THE INPUT: Begin

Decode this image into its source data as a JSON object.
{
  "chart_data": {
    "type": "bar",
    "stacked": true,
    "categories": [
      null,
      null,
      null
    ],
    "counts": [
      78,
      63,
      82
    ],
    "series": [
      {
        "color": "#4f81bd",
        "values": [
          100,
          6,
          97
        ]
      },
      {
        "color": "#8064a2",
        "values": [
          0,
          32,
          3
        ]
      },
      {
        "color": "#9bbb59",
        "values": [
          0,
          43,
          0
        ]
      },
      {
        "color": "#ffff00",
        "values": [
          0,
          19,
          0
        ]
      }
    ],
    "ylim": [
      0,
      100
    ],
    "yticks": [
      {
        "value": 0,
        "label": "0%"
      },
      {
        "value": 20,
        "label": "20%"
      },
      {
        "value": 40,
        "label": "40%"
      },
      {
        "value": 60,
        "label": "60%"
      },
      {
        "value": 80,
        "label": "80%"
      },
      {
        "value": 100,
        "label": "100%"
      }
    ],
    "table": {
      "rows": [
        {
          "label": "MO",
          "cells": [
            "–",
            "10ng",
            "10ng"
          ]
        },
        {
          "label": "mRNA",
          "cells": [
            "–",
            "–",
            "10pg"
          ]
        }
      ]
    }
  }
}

THE INPUT: End

§ **WHAT IS EXPECTED**: When you answer, repeat each entry exactly as it appears above.

§ **ANSWER AREA**:
Decode this image into its source data as a JSON object.
{
  "chart_data": {
    "type": "bar",
    "stacked": true,
    "categories": [
      null,
      null,
      null
    ],
    "counts": [
      78,
      63,
      82
    ],
    "series": [
      {
        "color": "#4f81bd",
        "values": [
          100,
          6,
          97
        ]
      },
      {
        "color": "#8064a2",
        "values": [
          0,
          32,
          3
        ]
      },
      {
        "color": "#9bbb59",
        "values": [
          0,
          43,
          0
        ]
      },
      {
        "color": "#ffff00",
        "values": [
          0,
          19,
          0
        ]
      }
    ],
    "ylim": [
      0,
      100
    ],
    "yticks": [
      {
        "value": 0,
        "label": "0%"
      },
      {
        "value": 20,
        "label": "20%"
      },
      {
        "value": 40,
        "label": "40%"
      },
      {
        "value": 60,
        "label": "60%"
      },
      {
        "value": 80,
        "label": "80%"
      },
      {
        "value": 100,
        "label": "100%"
      }
    ],
    "table": {
      "rows": [
        {
          "label": "MO",
          "cells": [
            "–",
            "10ng",
            "10ng"
          ]
        },
        {
          "label": "mRNA",
          "cells": [
            "–",
            "–",
            "10pg"
          ]
        }
      ]
    }
  }
}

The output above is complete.